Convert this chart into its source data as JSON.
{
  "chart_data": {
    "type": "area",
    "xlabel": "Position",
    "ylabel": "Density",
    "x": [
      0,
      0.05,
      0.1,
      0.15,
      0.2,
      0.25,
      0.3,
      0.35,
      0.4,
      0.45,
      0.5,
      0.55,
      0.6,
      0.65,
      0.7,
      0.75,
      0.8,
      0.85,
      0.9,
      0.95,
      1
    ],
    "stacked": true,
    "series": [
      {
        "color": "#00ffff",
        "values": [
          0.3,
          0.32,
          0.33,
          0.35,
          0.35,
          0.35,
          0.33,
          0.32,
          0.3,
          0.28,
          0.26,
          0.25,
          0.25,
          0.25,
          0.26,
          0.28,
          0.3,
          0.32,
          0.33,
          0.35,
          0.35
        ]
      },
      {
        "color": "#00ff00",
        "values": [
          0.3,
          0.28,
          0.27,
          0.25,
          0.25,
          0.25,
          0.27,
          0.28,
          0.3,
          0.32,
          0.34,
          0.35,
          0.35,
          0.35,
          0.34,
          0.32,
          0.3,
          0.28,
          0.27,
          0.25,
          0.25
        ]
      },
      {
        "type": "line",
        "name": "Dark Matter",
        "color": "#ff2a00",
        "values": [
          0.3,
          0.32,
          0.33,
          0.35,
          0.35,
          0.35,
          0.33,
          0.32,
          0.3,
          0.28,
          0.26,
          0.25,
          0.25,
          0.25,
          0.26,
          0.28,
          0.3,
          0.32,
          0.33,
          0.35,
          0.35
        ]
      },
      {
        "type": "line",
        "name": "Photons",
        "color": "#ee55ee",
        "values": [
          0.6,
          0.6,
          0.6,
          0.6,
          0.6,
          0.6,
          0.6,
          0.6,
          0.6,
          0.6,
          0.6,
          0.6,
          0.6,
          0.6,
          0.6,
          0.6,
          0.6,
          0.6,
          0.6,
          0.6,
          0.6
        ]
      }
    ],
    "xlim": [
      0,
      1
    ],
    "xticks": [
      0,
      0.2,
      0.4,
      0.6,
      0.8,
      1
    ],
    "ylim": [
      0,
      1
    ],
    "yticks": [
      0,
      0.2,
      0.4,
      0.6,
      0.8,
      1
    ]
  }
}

§

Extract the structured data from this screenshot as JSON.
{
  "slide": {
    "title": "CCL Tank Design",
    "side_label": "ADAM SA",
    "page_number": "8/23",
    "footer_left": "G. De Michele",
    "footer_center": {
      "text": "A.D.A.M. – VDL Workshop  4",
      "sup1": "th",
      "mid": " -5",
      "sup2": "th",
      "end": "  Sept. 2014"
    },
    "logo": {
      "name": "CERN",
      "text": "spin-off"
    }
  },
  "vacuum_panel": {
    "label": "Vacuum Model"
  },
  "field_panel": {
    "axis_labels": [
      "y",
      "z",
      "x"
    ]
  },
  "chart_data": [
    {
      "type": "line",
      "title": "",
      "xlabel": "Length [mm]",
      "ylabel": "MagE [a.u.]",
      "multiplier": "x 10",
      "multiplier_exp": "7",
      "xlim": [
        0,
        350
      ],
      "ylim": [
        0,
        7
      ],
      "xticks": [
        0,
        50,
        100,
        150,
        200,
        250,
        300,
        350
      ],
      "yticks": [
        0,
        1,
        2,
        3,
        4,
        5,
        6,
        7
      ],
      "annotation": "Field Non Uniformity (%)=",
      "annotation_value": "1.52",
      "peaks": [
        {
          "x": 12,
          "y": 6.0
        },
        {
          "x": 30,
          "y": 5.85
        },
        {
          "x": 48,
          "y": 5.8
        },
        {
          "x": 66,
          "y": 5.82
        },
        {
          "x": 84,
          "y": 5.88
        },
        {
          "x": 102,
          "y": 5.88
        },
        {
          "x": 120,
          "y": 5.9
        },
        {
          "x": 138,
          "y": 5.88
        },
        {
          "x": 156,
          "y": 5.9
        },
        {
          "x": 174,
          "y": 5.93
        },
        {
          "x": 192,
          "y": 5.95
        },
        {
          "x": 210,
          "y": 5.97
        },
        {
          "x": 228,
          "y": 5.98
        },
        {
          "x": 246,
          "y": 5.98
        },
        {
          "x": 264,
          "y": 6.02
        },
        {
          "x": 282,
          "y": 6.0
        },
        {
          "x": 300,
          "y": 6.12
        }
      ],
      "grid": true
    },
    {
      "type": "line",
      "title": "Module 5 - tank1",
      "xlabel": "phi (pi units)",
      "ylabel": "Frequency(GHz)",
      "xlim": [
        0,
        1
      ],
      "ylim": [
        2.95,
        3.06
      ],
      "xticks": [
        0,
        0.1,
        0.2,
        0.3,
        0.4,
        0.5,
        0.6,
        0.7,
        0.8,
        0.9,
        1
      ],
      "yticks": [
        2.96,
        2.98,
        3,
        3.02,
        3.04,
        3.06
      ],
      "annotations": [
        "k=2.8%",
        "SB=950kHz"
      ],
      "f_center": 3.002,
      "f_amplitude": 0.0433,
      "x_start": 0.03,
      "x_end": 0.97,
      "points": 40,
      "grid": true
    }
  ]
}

§

In the records above, find each line holding "color" and copy it.

        "color": "#00ffff",
        "color": "#00ff00",
        "color": "#ff2a00",
        "color": "#ee55ee",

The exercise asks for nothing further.